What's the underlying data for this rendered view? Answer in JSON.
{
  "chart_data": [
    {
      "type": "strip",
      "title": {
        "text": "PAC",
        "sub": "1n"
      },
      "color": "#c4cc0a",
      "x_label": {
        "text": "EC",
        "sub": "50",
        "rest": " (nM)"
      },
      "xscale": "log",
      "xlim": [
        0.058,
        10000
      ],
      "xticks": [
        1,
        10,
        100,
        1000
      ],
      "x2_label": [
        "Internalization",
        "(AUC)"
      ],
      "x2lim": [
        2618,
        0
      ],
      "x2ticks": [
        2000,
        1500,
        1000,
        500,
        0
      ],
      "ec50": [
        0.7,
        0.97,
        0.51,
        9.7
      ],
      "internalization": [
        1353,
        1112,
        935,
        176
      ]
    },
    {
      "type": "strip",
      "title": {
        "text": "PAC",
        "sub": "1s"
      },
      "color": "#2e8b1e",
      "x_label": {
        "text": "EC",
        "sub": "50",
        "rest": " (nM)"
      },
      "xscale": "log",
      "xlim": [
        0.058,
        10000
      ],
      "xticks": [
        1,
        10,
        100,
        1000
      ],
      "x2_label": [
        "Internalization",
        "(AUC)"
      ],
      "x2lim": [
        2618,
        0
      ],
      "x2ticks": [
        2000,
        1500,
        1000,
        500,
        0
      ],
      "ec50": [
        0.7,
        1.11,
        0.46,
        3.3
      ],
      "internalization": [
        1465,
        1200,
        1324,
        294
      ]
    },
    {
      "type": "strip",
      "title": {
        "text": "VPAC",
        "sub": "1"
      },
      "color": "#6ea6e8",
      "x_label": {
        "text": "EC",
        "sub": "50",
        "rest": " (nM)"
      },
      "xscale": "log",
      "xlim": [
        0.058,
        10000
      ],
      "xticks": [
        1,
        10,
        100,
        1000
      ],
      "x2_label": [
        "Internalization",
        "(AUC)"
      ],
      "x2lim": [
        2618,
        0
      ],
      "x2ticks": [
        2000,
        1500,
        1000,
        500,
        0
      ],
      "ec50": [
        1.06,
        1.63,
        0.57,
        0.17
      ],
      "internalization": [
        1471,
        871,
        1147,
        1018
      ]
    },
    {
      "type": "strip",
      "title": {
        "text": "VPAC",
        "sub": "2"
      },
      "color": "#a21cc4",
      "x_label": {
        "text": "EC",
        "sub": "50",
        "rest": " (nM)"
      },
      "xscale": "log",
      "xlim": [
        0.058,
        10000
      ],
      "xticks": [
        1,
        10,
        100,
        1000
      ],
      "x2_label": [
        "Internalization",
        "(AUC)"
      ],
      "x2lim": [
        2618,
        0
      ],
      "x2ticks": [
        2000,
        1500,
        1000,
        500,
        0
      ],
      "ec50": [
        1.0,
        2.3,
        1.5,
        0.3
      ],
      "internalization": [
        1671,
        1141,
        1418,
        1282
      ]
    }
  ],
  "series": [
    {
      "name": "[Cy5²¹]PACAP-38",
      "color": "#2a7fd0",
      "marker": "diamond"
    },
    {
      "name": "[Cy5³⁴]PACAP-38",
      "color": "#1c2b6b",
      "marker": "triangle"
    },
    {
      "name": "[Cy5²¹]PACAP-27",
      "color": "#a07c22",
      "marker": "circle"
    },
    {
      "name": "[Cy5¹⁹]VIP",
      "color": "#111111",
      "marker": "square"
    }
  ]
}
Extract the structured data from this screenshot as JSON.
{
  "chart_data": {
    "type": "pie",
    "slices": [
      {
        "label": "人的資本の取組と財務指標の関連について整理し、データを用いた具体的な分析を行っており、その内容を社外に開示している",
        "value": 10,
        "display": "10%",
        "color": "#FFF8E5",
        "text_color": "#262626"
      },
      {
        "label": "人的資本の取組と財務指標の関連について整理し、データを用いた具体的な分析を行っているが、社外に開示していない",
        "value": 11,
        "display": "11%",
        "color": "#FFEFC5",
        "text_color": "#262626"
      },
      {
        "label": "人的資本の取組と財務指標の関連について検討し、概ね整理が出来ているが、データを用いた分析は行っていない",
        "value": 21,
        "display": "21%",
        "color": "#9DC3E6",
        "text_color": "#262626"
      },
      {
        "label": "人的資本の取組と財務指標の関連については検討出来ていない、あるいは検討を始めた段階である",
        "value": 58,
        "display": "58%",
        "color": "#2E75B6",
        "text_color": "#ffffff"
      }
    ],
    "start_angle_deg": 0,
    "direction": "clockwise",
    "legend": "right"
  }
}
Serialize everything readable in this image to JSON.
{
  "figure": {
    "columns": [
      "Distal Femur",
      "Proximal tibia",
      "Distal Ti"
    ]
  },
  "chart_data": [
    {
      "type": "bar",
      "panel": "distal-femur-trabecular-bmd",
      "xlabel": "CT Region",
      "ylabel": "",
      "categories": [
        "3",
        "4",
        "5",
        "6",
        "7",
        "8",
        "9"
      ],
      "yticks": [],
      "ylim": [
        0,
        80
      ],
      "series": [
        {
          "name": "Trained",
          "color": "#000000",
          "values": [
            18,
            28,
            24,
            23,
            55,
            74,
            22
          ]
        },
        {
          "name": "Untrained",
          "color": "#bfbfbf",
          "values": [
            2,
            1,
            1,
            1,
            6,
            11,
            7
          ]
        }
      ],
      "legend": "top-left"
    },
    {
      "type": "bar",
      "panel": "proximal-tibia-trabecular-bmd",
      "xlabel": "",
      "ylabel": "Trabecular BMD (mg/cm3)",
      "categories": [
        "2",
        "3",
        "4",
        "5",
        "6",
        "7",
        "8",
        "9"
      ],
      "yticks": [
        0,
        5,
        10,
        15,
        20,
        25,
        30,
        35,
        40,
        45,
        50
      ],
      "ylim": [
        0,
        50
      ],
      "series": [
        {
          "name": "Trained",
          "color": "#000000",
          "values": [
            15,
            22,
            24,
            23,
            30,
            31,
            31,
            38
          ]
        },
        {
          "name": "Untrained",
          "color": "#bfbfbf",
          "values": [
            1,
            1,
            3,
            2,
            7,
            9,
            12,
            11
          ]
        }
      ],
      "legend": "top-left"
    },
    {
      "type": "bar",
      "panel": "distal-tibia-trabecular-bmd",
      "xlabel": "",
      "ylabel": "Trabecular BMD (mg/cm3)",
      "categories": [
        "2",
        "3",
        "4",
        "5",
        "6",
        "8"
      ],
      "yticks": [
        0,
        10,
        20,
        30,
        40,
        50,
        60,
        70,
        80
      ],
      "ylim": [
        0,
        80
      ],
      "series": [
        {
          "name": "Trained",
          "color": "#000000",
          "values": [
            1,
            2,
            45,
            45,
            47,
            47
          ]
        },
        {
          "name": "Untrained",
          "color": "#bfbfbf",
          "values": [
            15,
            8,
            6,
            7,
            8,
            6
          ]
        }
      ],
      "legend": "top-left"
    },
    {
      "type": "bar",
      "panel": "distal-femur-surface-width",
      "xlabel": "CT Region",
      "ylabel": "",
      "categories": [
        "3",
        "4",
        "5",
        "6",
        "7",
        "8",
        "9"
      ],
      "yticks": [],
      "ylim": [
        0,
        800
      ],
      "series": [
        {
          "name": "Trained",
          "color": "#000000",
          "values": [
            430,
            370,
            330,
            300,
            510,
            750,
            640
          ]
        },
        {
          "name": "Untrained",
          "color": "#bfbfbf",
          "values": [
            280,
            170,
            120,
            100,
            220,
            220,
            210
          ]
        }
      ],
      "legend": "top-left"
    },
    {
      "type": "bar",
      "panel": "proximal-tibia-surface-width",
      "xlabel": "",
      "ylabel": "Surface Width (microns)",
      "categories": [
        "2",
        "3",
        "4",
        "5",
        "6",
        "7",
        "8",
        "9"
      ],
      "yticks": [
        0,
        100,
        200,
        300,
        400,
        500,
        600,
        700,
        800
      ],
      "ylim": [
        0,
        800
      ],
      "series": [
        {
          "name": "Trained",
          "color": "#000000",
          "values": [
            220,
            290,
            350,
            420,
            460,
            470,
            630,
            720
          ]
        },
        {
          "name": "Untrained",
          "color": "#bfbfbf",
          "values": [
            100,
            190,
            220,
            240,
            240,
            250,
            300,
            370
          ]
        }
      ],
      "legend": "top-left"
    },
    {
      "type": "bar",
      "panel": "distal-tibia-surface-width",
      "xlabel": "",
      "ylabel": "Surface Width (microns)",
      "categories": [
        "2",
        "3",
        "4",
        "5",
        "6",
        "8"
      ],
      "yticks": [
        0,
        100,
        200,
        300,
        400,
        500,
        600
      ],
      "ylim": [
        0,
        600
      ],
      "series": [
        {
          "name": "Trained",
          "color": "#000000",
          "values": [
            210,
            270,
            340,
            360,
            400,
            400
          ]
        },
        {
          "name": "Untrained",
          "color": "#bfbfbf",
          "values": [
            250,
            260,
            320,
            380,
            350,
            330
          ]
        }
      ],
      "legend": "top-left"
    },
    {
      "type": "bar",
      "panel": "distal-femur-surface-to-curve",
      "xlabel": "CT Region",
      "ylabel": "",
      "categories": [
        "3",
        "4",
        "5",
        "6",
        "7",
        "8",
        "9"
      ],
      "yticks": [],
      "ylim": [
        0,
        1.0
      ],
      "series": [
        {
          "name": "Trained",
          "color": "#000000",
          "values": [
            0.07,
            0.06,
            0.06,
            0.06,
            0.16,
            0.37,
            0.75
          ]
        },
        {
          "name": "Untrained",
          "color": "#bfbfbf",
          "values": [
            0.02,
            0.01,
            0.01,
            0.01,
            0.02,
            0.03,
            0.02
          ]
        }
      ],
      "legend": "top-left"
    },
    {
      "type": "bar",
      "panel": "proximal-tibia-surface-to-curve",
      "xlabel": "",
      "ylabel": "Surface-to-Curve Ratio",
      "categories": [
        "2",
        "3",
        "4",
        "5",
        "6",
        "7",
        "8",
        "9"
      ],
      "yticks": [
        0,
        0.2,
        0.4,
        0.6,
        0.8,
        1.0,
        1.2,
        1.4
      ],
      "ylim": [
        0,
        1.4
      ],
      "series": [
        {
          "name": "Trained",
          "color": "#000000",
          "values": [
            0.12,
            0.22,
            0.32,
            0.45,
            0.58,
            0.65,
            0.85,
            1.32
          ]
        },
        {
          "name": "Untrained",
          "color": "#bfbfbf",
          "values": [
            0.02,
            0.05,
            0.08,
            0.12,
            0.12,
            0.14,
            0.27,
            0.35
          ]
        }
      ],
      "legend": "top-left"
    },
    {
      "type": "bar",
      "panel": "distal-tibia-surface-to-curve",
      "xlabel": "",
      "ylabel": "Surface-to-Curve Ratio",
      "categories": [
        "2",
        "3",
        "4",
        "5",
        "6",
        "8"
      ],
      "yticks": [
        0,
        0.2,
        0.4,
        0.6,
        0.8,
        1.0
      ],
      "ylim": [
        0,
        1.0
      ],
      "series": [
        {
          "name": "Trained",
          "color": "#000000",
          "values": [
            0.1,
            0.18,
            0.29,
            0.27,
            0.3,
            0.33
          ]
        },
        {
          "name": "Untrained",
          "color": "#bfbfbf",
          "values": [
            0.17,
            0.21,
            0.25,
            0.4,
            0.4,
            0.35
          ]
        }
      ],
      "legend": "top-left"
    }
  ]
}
********
| What you need to do |
Scan the material for lines with the word "panel", and copy each line you find.

| Task solution |
      "panel": "distal-femur-trabecular-bmd",
      "panel": "proximal-tibia-trabecular-bmd",
      "panel": "distal-tibia-trabecular-bmd",
      "panel": "distal-femur-surface-width",
      "panel": "proximal-tibia-surface-width",
      "panel": "distal-tibia-surface-width",
      "panel": "distal-femur-surface-to-curve",
      "panel": "proximal-tibia-surface-to-curve",
      "panel": "distal-tibia-surface-to-curve",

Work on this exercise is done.